#### WORK TO COMPLETE
In this exercise, return the whole listing exactly, excluding any images.

A block of data
— Begin —

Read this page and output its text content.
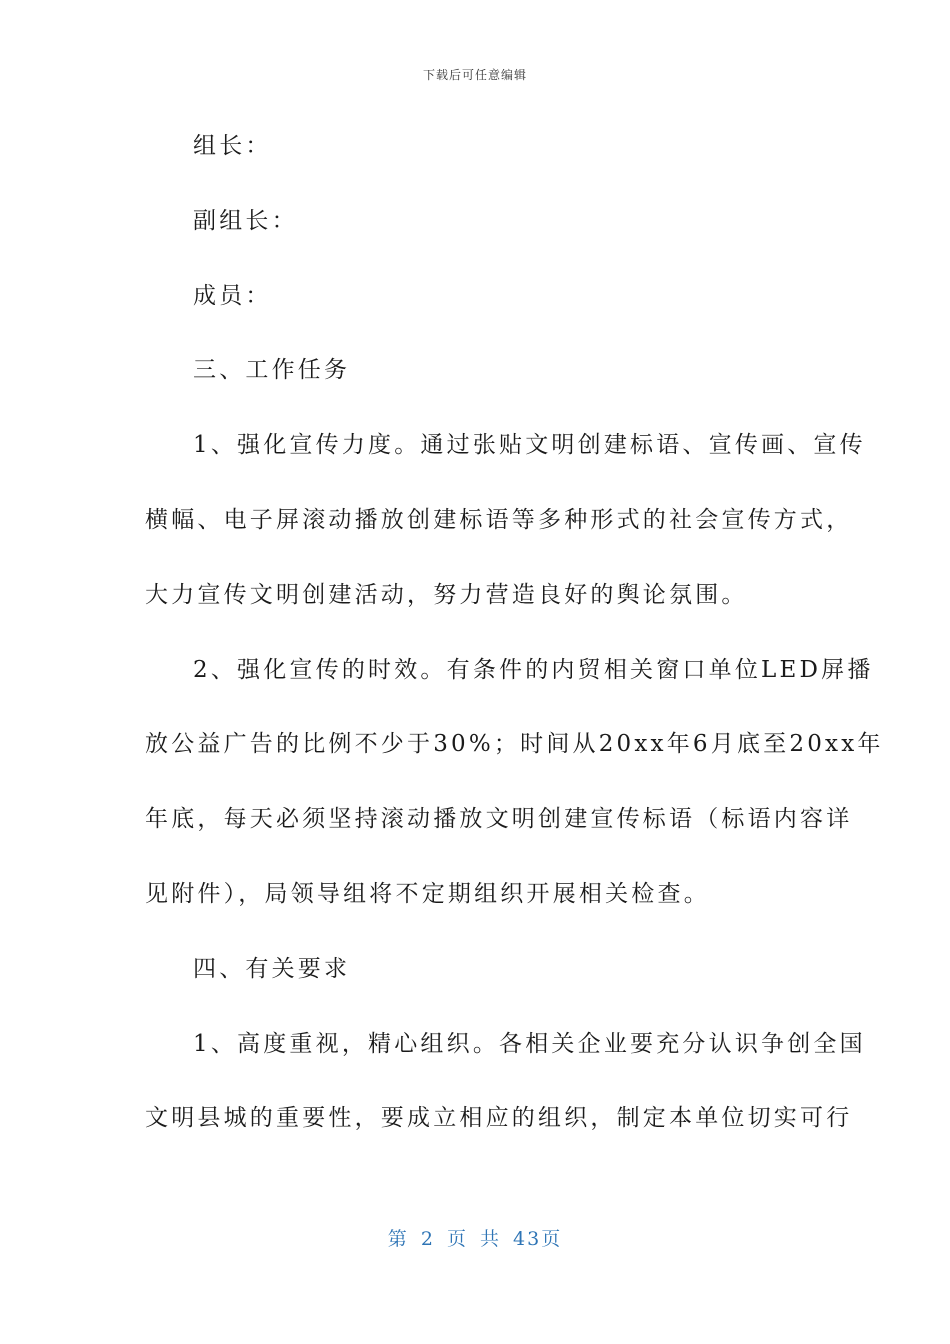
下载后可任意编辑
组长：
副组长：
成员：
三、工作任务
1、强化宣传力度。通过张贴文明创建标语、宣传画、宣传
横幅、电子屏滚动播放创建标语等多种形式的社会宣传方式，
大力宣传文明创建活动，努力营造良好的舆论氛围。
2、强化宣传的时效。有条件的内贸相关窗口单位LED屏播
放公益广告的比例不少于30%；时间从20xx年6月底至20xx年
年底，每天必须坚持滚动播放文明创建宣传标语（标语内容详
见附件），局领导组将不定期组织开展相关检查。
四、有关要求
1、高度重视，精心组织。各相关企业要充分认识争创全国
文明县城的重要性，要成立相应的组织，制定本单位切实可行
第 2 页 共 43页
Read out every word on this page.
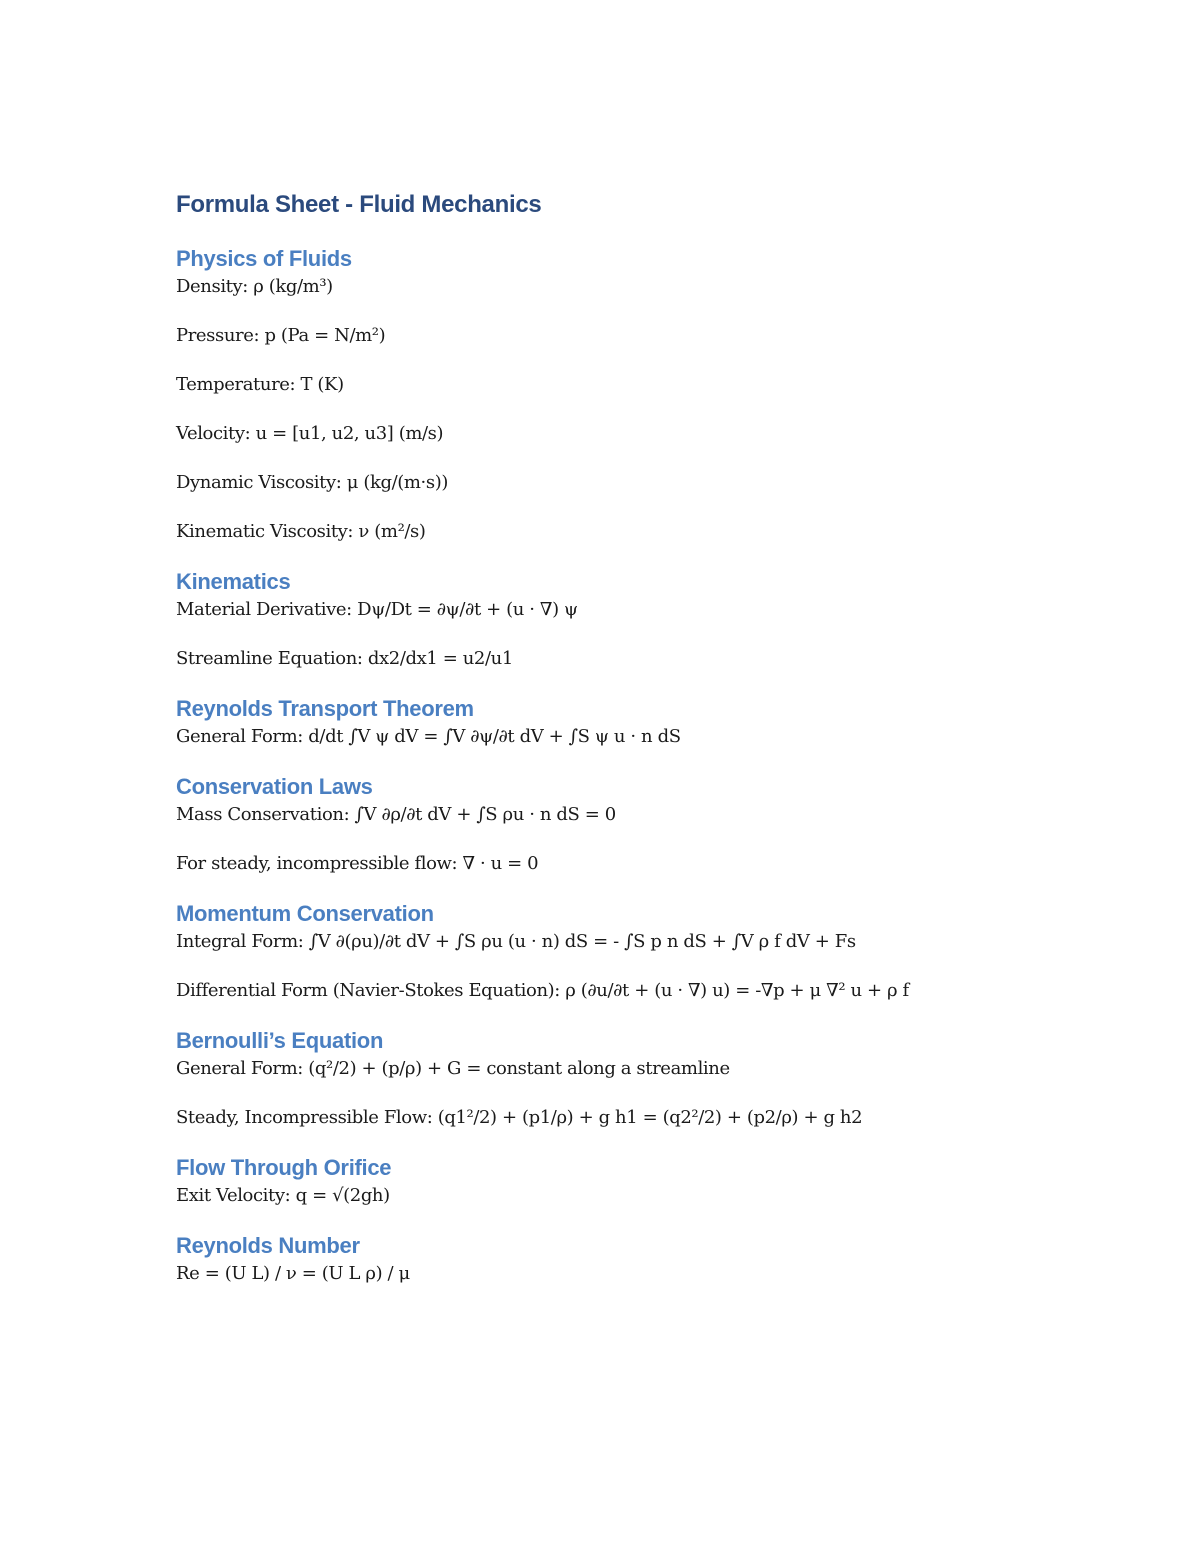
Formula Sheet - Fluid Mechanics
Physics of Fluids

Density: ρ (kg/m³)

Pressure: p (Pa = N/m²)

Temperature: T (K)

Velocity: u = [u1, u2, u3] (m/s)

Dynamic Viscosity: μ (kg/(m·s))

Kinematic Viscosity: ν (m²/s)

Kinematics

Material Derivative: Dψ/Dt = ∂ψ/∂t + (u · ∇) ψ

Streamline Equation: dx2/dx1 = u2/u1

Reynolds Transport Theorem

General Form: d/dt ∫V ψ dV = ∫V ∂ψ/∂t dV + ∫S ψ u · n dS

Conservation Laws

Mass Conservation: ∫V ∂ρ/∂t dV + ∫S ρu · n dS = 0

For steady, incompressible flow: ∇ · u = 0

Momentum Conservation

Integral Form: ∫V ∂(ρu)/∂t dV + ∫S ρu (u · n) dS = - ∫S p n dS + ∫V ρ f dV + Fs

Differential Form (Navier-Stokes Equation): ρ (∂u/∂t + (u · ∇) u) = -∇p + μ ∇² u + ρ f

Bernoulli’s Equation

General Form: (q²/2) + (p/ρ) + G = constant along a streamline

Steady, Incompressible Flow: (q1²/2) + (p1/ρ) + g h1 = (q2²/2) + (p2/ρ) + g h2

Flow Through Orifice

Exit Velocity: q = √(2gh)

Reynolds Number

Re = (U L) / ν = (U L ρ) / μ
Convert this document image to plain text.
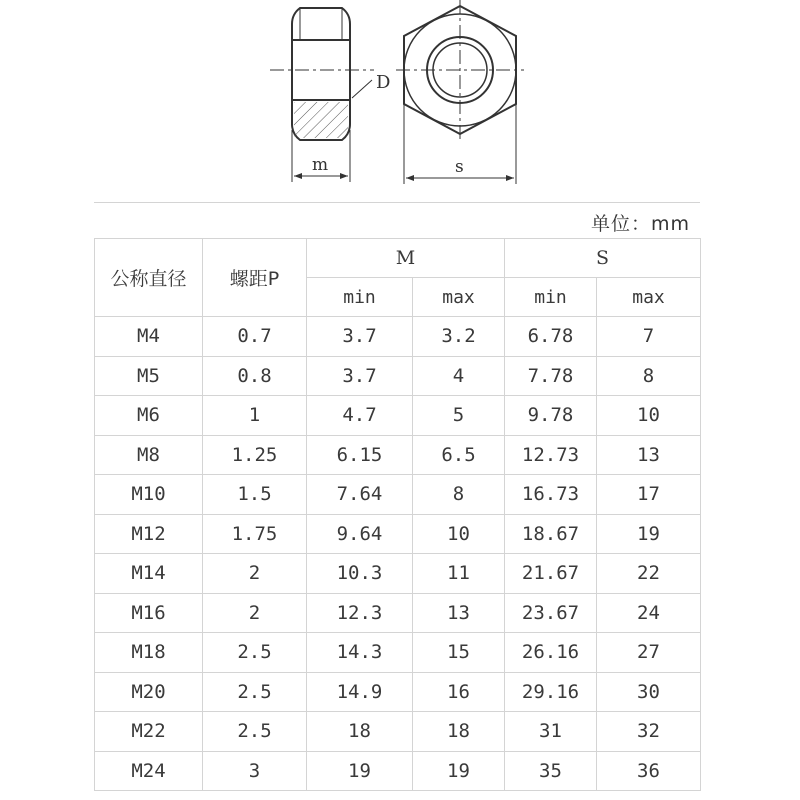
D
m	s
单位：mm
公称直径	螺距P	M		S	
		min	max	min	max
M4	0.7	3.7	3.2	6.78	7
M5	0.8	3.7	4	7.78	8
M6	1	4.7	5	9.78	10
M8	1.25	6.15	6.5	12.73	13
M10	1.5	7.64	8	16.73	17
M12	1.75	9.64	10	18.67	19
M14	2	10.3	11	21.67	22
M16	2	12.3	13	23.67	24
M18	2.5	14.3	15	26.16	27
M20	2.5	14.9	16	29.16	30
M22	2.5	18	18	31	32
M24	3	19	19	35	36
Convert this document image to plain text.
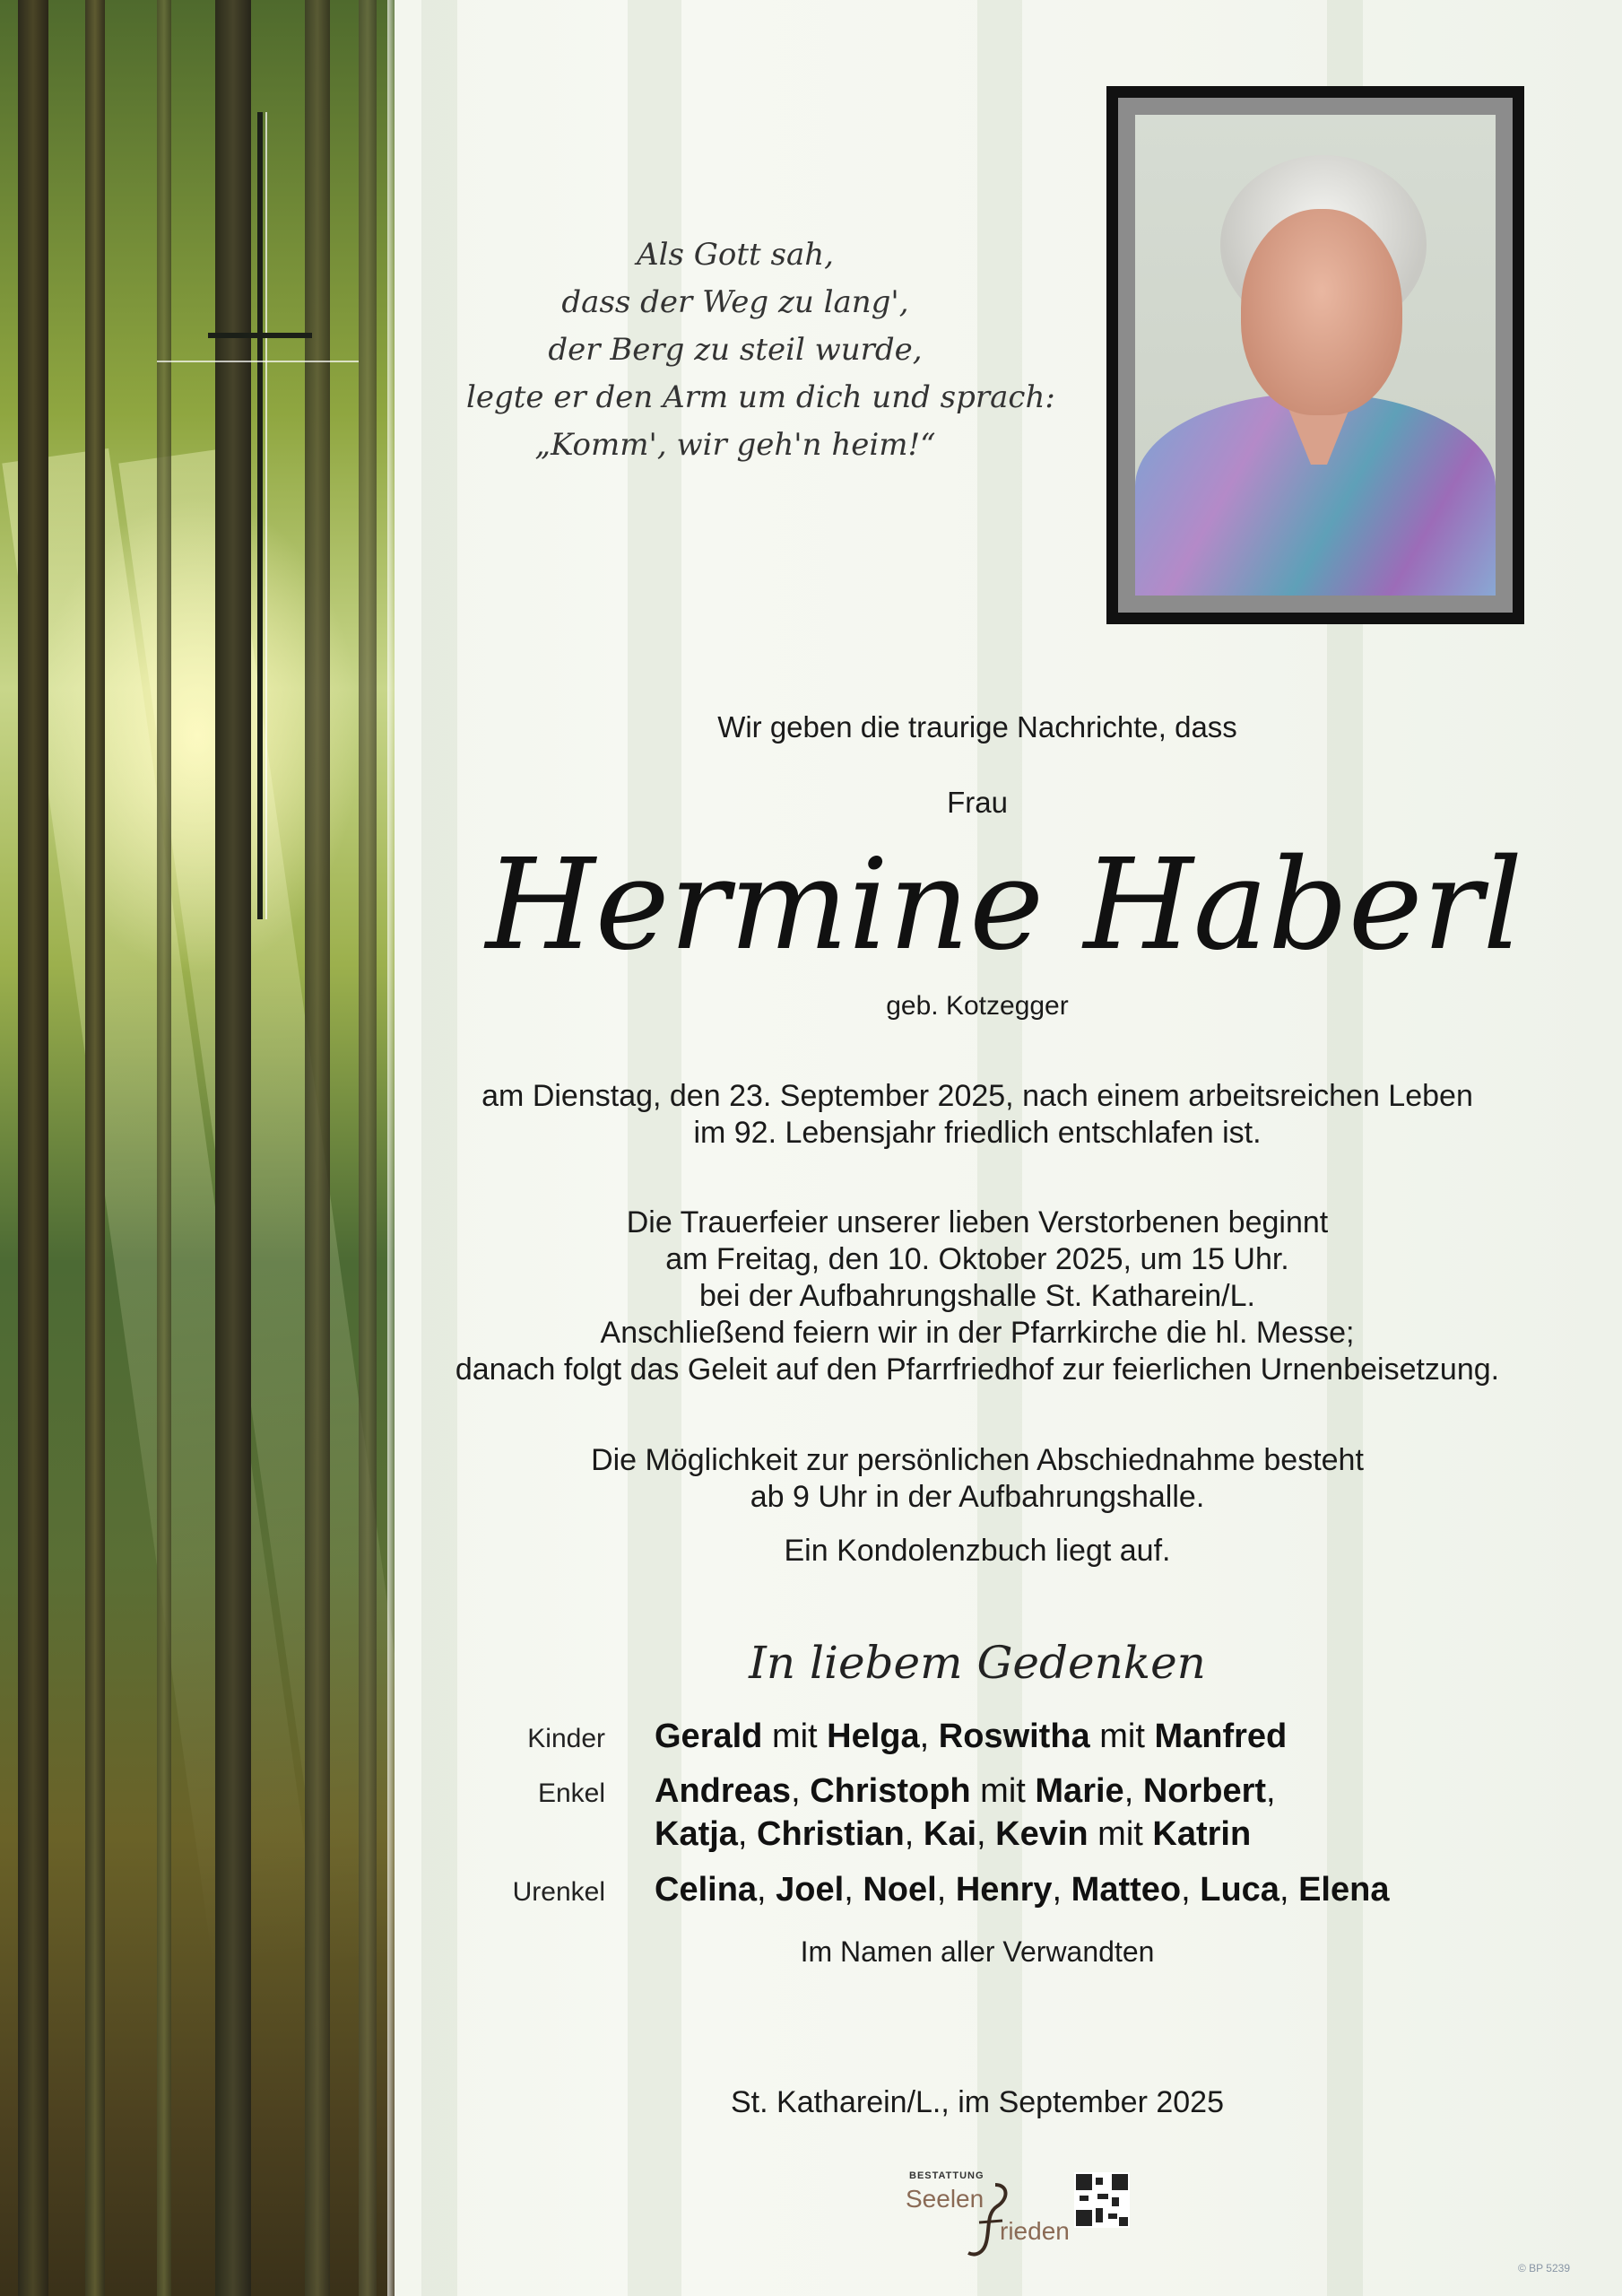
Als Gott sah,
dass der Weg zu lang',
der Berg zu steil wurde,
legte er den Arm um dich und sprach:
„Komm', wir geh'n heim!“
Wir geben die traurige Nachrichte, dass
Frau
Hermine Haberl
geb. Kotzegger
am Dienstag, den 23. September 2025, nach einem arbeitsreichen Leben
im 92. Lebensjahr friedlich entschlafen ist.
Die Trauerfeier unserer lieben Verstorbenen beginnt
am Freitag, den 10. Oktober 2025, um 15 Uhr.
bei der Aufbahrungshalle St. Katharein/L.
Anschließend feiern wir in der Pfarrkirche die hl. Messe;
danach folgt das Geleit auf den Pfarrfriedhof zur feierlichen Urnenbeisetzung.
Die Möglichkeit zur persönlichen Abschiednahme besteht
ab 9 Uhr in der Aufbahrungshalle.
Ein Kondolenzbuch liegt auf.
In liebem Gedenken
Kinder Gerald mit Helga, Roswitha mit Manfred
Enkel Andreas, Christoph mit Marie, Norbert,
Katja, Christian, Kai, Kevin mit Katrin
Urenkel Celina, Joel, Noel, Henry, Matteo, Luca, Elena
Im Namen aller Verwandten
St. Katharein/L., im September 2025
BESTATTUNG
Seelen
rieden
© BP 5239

— End —

#### EXERCISE OUTPUT
Read this page and output its text content.
下载后可任意编辑
组长：
副组长：
成员：
三、工作任务
1、强化宣传力度。通过张贴文明创建标语、宣传画、宣传
横幅、电子屏滚动播放创建标语等多种形式的社会宣传方式，
大力宣传文明创建活动，努力营造良好的舆论氛围。
2、强化宣传的时效。有条件的内贸相关窗口单位LED屏播
放公益广告的比例不少于30%；时间从20xx年6月底至20xx年
年底，每天必须坚持滚动播放文明创建宣传标语（标语内容详
见附件），局领导组将不定期组织开展相关检查。
四、有关要求
1、高度重视，精心组织。各相关企业要充分认识争创全国
文明县城的重要性，要成立相应的组织，制定本单位切实可行
第 2 页 共 43页
Read out every word on this page.
Formula Sheet - Fluid Mechanics
Physics of Fluids

Density: ρ (kg/m³)

Pressure: p (Pa = N/m²)

Temperature: T (K)

Velocity: u = [u1, u2, u3] (m/s)

Dynamic Viscosity: μ (kg/(m·s))

Kinematic Viscosity: ν (m²/s)

Kinematics

Material Derivative: Dψ/Dt = ∂ψ/∂t + (u · ∇) ψ

Streamline Equation: dx2/dx1 = u2/u1

Reynolds Transport Theorem

General Form: d/dt ∫V ψ dV = ∫V ∂ψ/∂t dV + ∫S ψ u · n dS

Conservation Laws

Mass Conservation: ∫V ∂ρ/∂t dV + ∫S ρu · n dS = 0

For steady, incompressible flow: ∇ · u = 0

Momentum Conservation

Integral Form: ∫V ∂(ρu)/∂t dV + ∫S ρu (u · n) dS = - ∫S p n dS + ∫V ρ f dV + Fs

Differential Form (Navier-Stokes Equation): ρ (∂u/∂t + (u · ∇) u) = -∇p + μ ∇² u + ρ f

Bernoulli’s Equation

General Form: (q²/2) + (p/ρ) + G = constant along a streamline

Steady, Incompressible Flow: (q1²/2) + (p1/ρ) + g h1 = (q2²/2) + (p2/ρ) + g h2

Flow Through Orifice

Exit Velocity: q = √(2gh)

Reynolds Number

Re = (U L) / ν = (U L ρ) / μ
Convert this document image to plain text.
D
m	s
单位：mm
公称直径	螺距P	M		S	
		min	max	min	max
M4	0.7	3.7	3.2	6.78	7
M5	0.8	3.7	4	7.78	8
M6	1	4.7	5	9.78	10
M8	1.25	6.15	6.5	12.73	13
M10	1.5	7.64	8	16.73	17
M12	1.75	9.64	10	18.67	19
M14	2	10.3	11	21.67	22
M16	2	12.3	13	23.67	24
M18	2.5	14.3	15	26.16	27
M20	2.5	14.9	16	29.16	30
M22	2.5	18	18	31	32
M24	3	19	19	35	36
Convert this document image to plain text.
Als Gott sah,
dass der Weg zu lang',
der Berg zu steil wurde,
legte er den Arm um dich und sprach:
„Komm', wir geh'n heim!“
Wir geben die traurige Nachrichte, dass
Frau
Hermine Haberl
geb. Kotzegger
am Dienstag, den 23. September 2025, nach einem arbeitsreichen Leben
im 92. Lebensjahr friedlich entschlafen ist.
Die Trauerfeier unserer lieben Verstorbenen beginnt
am Freitag, den 10. Oktober 2025, um 15 Uhr.
bei der Aufbahrungshalle St. Katharein/L.
Anschließend feiern wir in der Pfarrkirche die hl. Messe;
danach folgt das Geleit auf den Pfarrfriedhof zur feierlichen Urnenbeisetzung.
Die Möglichkeit zur persönlichen Abschiednahme besteht
ab 9 Uhr in der Aufbahrungshalle.
Ein Kondolenzbuch liegt auf.
In liebem Gedenken
Kinder Gerald mit Helga, Roswitha mit Manfred
Enkel Andreas, Christoph mit Marie, Norbert,
Katja, Christian, Kai, Kevin mit Katrin
Urenkel Celina, Joel, Noel, Henry, Matteo, Luca, Elena
Im Namen aller Verwandten
St. Katharein/L., im September 2025
BESTATTUNG
Seelen
rieden
© BP 5239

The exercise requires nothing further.